Part of a data file:
---

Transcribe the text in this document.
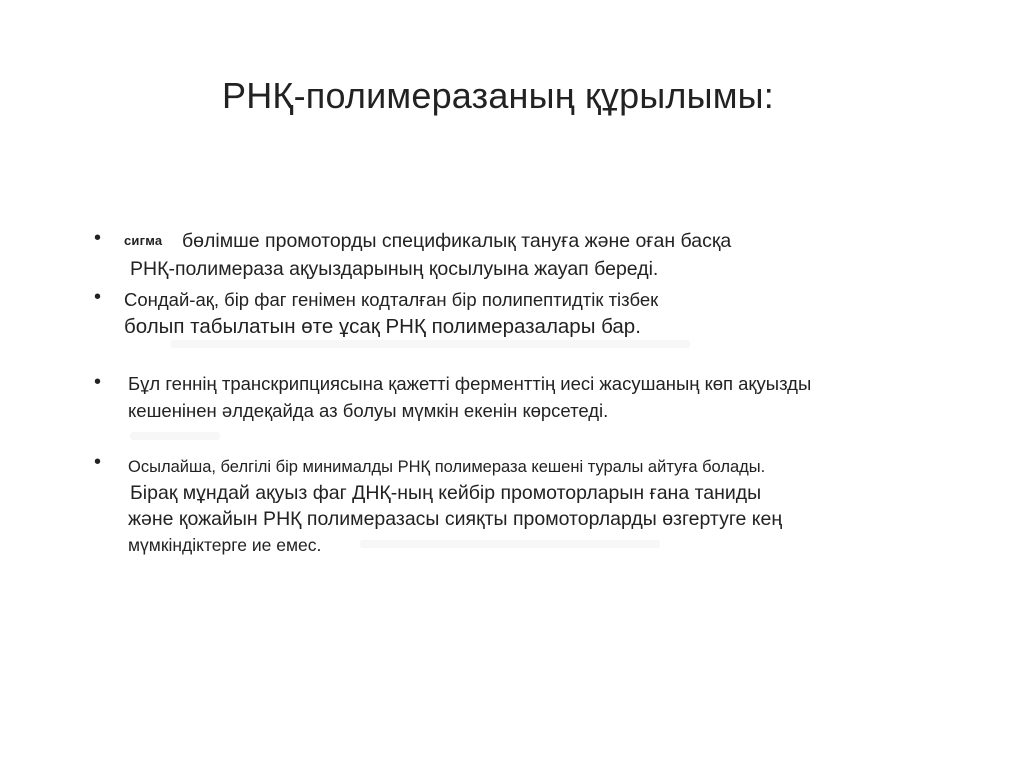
РНҚ-полимеразаның құрылымы:
• сигма бөлімше промоторды спецификалық тануға және оған басқа
РНҚ-полимераза ақуыздарының қосылуына жауап береді.
• Сондай-ақ, бір фаг генімен кодталған бір полипептидтік тізбек
болып табылатын өте ұсақ РНҚ полимеразалары бар.
• Бұл геннің транскрипциясына қажетті ферменттің иесі жасушаның көп ақуызды
кешенінен әлдеқайда аз болуы мүмкін екенін көрсетеді.
• Осылайша, белгілі бір минималды РНҚ полимераза кешені туралы айтуға болады.
Бірақ мұндай ақуыз фаг ДНҚ-ның кейбір промоторларын ғана таниды
және қожайын РНҚ полимеразасы сияқты промоторларды өзгертуге кең
мүмкіндіктерге ие емес.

---

In the records above, locate the lines holding the word "және". Copy each of them.

• сигма бөлімше промоторды спецификалық тануға және оған басқа
және қожайын РНҚ полимеразасы сияқты промоторларды өзгертуге кең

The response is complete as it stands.